**GIVEN EXERCISE:** Wherever a line holds the word "Birth", copy that line out.

**AVAILABLE DATA:**
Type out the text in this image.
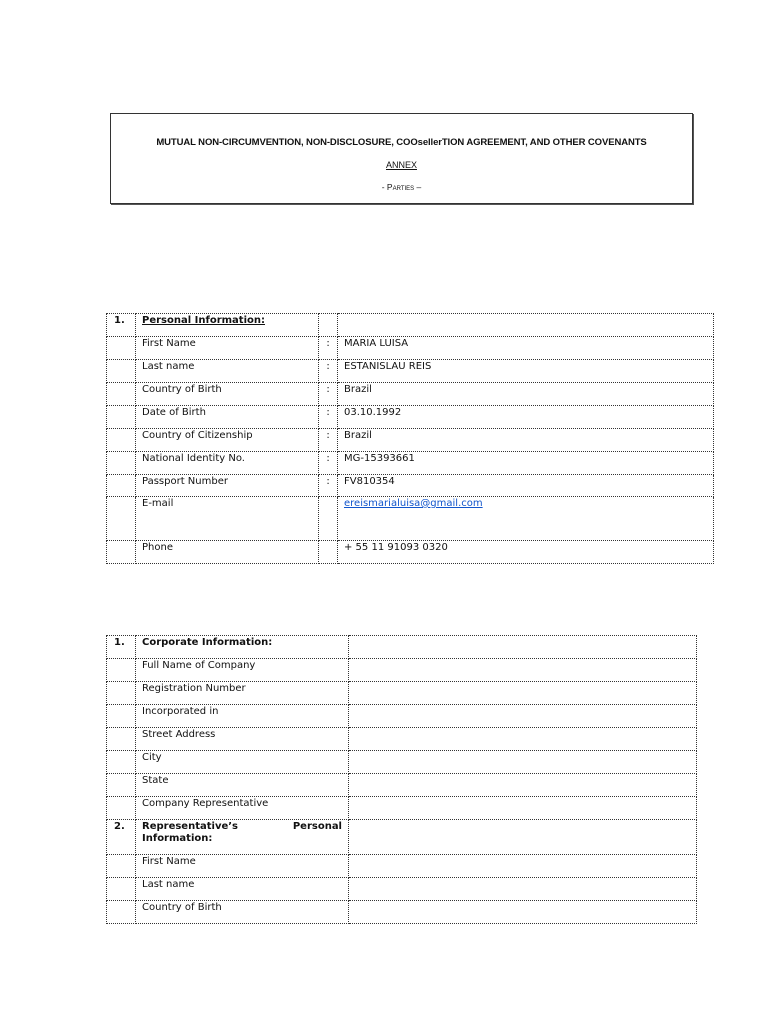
MUTUAL NON-CIRCUMVENTION, NON-DISCLOSURE, COOsellerTION AGREEMENT, AND OTHER COVENANTS
ANNEX
- Parties –
1.	Personal Information:		
	First Name	:	MARIA LUISA
	Last name	:	ESTANISLAU REIS
	Country of Birth	:	Brazil
	Date of Birth	:	03.10.1992
	Country of Citizenship	:	Brazil
	National Identity No.	:	MG-15393661
	Passport Number	:	FV810354
	E-mail		ereismarialuisa@gmail.com
	Phone		+ 55 11 91093 0320
1.	Corporate Information:	
	Full Name of Company	
	Registration Number	
	Incorporated in	
	Street Address	
	City	
	State	
	Company Representative	
2.	Representative’s Personal
Information:	

	First Name	
	Last name	
	Country of Birth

**ANSWER TO THIS EXERCISE:**
	Country of Birth	:	Brazil
	Date of Birth	:	03.10.1992
	Country of Birth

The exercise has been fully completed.